--- Start ---
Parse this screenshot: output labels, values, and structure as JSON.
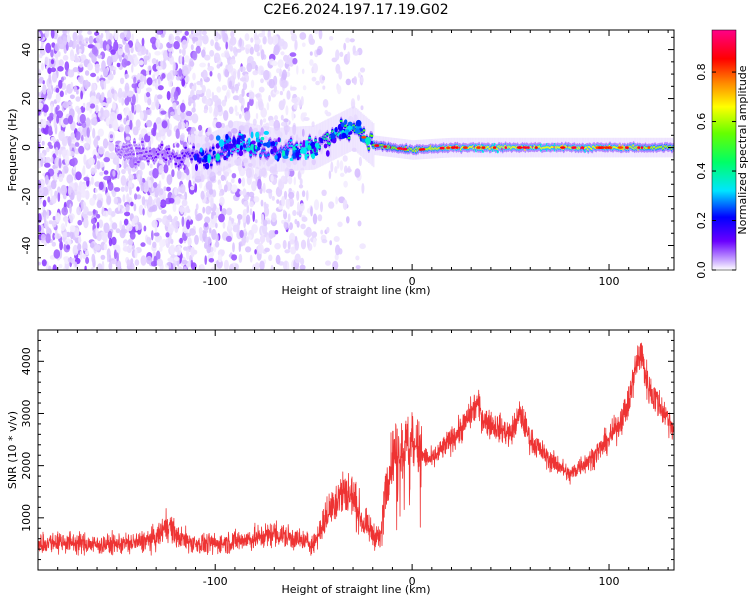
{
  "title": "C2E6.2024.197.17.19.G02",
  "chart_data": [
    {
      "type": "heatmap",
      "xlabel": "Height of straight line (km)",
      "ylabel": "Frequency (Hz)",
      "xlim": [
        -190,
        133
      ],
      "ylim": [
        -50,
        48
      ],
      "x_ticks": [
        -100,
        0,
        100
      ],
      "y_ticks": [
        -40,
        -20,
        0,
        20,
        40
      ],
      "grid": false,
      "colorbar": {
        "label": "Normalized spectral amplitude",
        "range": [
          0,
          0.97
        ],
        "ticks": [
          0.0,
          0.2,
          0.4,
          0.6,
          0.8
        ],
        "colormap": [
          "#ffffff",
          "#c9a8ff",
          "#6a00ff",
          "#0000ff",
          "#00e5ff",
          "#00ff66",
          "#66ff00",
          "#ffff00",
          "#ff8800",
          "#ff0000",
          "#ff0088"
        ]
      },
      "signal_track": [
        {
          "x": -145,
          "y": -2,
          "amp": 0.15
        },
        {
          "x": -105,
          "y": -4,
          "amp": 0.25
        },
        {
          "x": -90,
          "y": 2,
          "amp": 0.4
        },
        {
          "x": -70,
          "y": -1,
          "amp": 0.35
        },
        {
          "x": -50,
          "y": 0,
          "amp": 0.45
        },
        {
          "x": -30,
          "y": 8,
          "amp": 0.55
        },
        {
          "x": -20,
          "y": 1,
          "amp": 0.6
        },
        {
          "x": 0,
          "y": -1,
          "amp": 0.65
        },
        {
          "x": 20,
          "y": 0,
          "amp": 0.7
        },
        {
          "x": 100,
          "y": 0,
          "amp": 0.7
        },
        {
          "x": 130,
          "y": 0,
          "amp": 0.65
        }
      ]
    },
    {
      "type": "line",
      "xlabel": "Height of straight line (km)",
      "ylabel": "SNR (10 * v/v)",
      "xlim": [
        -190,
        133
      ],
      "ylim": [
        0,
        4600
      ],
      "x_ticks": [
        -100,
        0,
        100
      ],
      "y_ticks": [
        1000,
        2000,
        3000,
        4000
      ],
      "grid": false,
      "color": "#ee3333",
      "series": [
        {
          "x": [
            -190,
            -180,
            -170,
            -160,
            -150,
            -140,
            -130,
            -124,
            -120,
            -110,
            -100,
            -90,
            -80,
            -70,
            -60,
            -50,
            -45,
            -40,
            -35,
            -30,
            -25,
            -20,
            -16,
            -14,
            -10,
            -5,
            0,
            5,
            10,
            15,
            20,
            25,
            30,
            33,
            36,
            40,
            45,
            50,
            55,
            60,
            65,
            70,
            75,
            80,
            85,
            90,
            95,
            100,
            105,
            110,
            113,
            116,
            120,
            125,
            130,
            133
          ],
          "values": [
            500,
            550,
            520,
            480,
            500,
            520,
            600,
            900,
            650,
            500,
            500,
            550,
            600,
            700,
            600,
            500,
            900,
            1300,
            1500,
            1400,
            900,
            700,
            600,
            1500,
            2200,
            2300,
            2500,
            2200,
            2100,
            2300,
            2500,
            2700,
            3000,
            3200,
            2900,
            2800,
            2700,
            2600,
            3000,
            2500,
            2300,
            2100,
            2000,
            1800,
            2000,
            2100,
            2300,
            2500,
            2800,
            3200,
            3800,
            4200,
            3500,
            3200,
            2900,
            2700
          ]
        }
      ]
    }
  ]
}
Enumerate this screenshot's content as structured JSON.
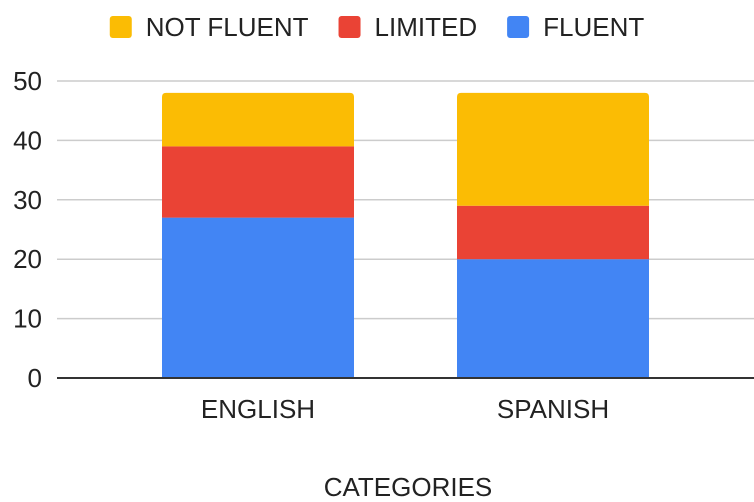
--- End ---
* _AIM OF THE EXERCISE_:
Output, exactly, all the records above; include no pictures.

* _THE RESULT_:
Parse this screenshot: output labels, values, and structure as JSON.
{
  "title": "C2E6.2024.197.17.19.G02",
  "chart_data": [
    {
      "type": "heatmap",
      "xlabel": "Height of straight line (km)",
      "ylabel": "Frequency (Hz)",
      "xlim": [
        -190,
        133
      ],
      "ylim": [
        -50,
        48
      ],
      "x_ticks": [
        -100,
        0,
        100
      ],
      "y_ticks": [
        -40,
        -20,
        0,
        20,
        40
      ],
      "grid": false,
      "colorbar": {
        "label": "Normalized spectral amplitude",
        "range": [
          0,
          0.97
        ],
        "ticks": [
          0.0,
          0.2,
          0.4,
          0.6,
          0.8
        ],
        "colormap": [
          "#ffffff",
          "#c9a8ff",
          "#6a00ff",
          "#0000ff",
          "#00e5ff",
          "#00ff66",
          "#66ff00",
          "#ffff00",
          "#ff8800",
          "#ff0000",
          "#ff0088"
        ]
      },
      "signal_track": [
        {
          "x": -145,
          "y": -2,
          "amp": 0.15
        },
        {
          "x": -105,
          "y": -4,
          "amp": 0.25
        },
        {
          "x": -90,
          "y": 2,
          "amp": 0.4
        },
        {
          "x": -70,
          "y": -1,
          "amp": 0.35
        },
        {
          "x": -50,
          "y": 0,
          "amp": 0.45
        },
        {
          "x": -30,
          "y": 8,
          "amp": 0.55
        },
        {
          "x": -20,
          "y": 1,
          "amp": 0.6
        },
        {
          "x": 0,
          "y": -1,
          "amp": 0.65
        },
        {
          "x": 20,
          "y": 0,
          "amp": 0.7
        },
        {
          "x": 100,
          "y": 0,
          "amp": 0.7
        },
        {
          "x": 130,
          "y": 0,
          "amp": 0.65
        }
      ]
    },
    {
      "type": "line",
      "xlabel": "Height of straight line (km)",
      "ylabel": "SNR (10 * v/v)",
      "xlim": [
        -190,
        133
      ],
      "ylim": [
        0,
        4600
      ],
      "x_ticks": [
        -100,
        0,
        100
      ],
      "y_ticks": [
        1000,
        2000,
        3000,
        4000
      ],
      "grid": false,
      "color": "#ee3333",
      "series": [
        {
          "x": [
            -190,
            -180,
            -170,
            -160,
            -150,
            -140,
            -130,
            -124,
            -120,
            -110,
            -100,
            -90,
            -80,
            -70,
            -60,
            -50,
            -45,
            -40,
            -35,
            -30,
            -25,
            -20,
            -16,
            -14,
            -10,
            -5,
            0,
            5,
            10,
            15,
            20,
            25,
            30,
            33,
            36,
            40,
            45,
            50,
            55,
            60,
            65,
            70,
            75,
            80,
            85,
            90,
            95,
            100,
            105,
            110,
            113,
            116,
            120,
            125,
            130,
            133
          ],
          "values": [
            500,
            550,
            520,
            480,
            500,
            520,
            600,
            900,
            650,
            500,
            500,
            550,
            600,
            700,
            600,
            500,
            900,
            1300,
            1500,
            1400,
            900,
            700,
            600,
            1500,
            2200,
            2300,
            2500,
            2200,
            2100,
            2300,
            2500,
            2700,
            3000,
            3200,
            2900,
            2800,
            2700,
            2600,
            3000,
            2500,
            2300,
            2100,
            2000,
            1800,
            2000,
            2100,
            2300,
            2500,
            2800,
            3200,
            3800,
            4200,
            3500,
            3200,
            2900,
            2700
          ]
        }
      ]
    }
  ]
}
Enumerate this screenshot's content as structured JSON.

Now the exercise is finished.